* begin Input *
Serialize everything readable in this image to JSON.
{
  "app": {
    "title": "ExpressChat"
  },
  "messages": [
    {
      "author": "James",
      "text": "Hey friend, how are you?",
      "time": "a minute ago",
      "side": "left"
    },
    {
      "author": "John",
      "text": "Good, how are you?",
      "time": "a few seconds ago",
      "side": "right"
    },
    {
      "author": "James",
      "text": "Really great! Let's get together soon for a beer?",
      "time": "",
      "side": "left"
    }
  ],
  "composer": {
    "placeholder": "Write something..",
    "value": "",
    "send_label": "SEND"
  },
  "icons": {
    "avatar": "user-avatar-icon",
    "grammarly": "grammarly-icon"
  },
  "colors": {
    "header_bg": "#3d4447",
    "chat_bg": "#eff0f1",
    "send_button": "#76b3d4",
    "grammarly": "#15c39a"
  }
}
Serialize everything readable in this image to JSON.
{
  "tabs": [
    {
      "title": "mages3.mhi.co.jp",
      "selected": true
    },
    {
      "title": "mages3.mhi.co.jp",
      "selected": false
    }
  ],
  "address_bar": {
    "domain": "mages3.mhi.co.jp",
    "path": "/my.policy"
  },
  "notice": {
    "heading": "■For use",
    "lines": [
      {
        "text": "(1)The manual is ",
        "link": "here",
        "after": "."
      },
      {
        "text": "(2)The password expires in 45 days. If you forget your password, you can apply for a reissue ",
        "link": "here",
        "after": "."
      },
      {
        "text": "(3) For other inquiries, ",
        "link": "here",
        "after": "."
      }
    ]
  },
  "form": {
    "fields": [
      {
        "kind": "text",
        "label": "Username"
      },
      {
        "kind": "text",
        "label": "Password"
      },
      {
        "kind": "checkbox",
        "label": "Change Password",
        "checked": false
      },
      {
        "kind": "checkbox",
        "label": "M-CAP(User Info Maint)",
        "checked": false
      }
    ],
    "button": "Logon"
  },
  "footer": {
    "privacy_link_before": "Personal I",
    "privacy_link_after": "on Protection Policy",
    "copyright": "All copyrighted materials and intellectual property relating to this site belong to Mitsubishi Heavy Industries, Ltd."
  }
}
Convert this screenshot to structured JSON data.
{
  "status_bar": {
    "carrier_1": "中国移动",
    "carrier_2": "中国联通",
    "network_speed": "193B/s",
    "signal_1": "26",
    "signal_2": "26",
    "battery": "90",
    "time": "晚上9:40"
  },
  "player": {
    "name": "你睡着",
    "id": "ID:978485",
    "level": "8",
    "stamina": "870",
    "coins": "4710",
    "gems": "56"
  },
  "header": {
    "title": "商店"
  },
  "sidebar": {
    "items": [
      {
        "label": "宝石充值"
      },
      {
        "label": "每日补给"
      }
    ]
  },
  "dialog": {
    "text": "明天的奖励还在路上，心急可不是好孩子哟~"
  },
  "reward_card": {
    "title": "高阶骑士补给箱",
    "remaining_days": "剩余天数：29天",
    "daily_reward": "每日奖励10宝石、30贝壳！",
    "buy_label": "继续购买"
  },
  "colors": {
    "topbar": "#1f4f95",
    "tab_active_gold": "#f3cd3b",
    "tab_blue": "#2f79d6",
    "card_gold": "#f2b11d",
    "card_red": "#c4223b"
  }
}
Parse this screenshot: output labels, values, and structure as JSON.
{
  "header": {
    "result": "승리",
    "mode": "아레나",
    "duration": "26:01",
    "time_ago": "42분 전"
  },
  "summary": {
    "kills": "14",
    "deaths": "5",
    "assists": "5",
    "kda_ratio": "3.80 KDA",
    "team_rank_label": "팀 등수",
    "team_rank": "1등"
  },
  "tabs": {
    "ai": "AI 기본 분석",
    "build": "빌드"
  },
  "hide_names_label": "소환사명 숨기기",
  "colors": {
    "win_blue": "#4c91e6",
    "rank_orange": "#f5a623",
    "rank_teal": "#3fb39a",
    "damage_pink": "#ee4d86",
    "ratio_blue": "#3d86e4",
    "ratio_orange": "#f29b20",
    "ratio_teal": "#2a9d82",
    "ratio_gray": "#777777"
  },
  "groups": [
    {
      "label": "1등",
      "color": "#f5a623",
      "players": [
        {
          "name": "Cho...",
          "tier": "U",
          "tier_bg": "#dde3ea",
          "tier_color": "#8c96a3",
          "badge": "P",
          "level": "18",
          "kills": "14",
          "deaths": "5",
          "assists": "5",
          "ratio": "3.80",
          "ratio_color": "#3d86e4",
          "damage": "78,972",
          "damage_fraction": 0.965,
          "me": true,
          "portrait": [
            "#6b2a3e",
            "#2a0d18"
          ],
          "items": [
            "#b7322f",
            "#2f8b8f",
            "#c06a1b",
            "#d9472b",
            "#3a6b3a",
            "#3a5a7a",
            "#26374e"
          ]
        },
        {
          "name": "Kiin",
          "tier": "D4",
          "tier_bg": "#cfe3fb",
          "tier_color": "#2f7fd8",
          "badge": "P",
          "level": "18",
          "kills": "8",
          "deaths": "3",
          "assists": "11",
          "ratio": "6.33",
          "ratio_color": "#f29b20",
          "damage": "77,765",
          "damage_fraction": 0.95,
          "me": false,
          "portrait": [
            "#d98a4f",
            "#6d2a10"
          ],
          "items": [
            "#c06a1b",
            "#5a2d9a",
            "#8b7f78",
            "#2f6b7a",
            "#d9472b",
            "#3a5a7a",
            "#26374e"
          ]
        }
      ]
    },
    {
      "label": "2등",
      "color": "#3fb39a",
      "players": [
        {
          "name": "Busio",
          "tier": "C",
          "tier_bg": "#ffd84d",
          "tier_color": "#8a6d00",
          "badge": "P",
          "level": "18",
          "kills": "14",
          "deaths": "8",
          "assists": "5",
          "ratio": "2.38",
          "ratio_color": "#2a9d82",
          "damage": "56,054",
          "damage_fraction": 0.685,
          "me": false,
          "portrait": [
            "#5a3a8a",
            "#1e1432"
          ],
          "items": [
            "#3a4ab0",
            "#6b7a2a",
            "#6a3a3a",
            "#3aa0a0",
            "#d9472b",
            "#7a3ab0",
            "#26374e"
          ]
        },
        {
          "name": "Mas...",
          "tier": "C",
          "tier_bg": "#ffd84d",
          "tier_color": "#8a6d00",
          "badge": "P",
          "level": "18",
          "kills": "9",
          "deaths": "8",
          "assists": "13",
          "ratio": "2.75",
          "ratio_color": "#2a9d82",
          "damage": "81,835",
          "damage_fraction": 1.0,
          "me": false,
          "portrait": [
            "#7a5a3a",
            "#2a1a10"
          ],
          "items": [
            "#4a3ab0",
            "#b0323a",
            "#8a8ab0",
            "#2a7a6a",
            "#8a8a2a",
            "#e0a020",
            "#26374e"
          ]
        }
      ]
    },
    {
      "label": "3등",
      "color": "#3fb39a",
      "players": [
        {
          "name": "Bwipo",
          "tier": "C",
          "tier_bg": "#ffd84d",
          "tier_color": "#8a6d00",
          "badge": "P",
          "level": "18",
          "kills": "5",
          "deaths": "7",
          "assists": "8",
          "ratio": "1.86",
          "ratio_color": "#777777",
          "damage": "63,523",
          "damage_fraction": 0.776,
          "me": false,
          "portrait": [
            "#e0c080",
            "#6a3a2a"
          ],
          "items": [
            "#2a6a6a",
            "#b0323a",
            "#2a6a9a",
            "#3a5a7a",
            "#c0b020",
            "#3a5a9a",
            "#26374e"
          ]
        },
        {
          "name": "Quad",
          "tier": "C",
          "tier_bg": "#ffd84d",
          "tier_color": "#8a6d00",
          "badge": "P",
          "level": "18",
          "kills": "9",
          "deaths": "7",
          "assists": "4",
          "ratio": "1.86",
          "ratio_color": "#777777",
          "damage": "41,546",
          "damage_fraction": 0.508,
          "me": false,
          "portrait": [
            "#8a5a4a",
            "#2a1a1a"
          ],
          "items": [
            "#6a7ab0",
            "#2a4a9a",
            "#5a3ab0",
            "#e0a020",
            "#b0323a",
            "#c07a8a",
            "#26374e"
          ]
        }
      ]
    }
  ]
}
* end Input *
Exercise: Find all the lines containing "grammarly" in the material, then copy them.

Exercise solution:
    "grammarly": "grammarly-icon"
    "grammarly": "#15c39a"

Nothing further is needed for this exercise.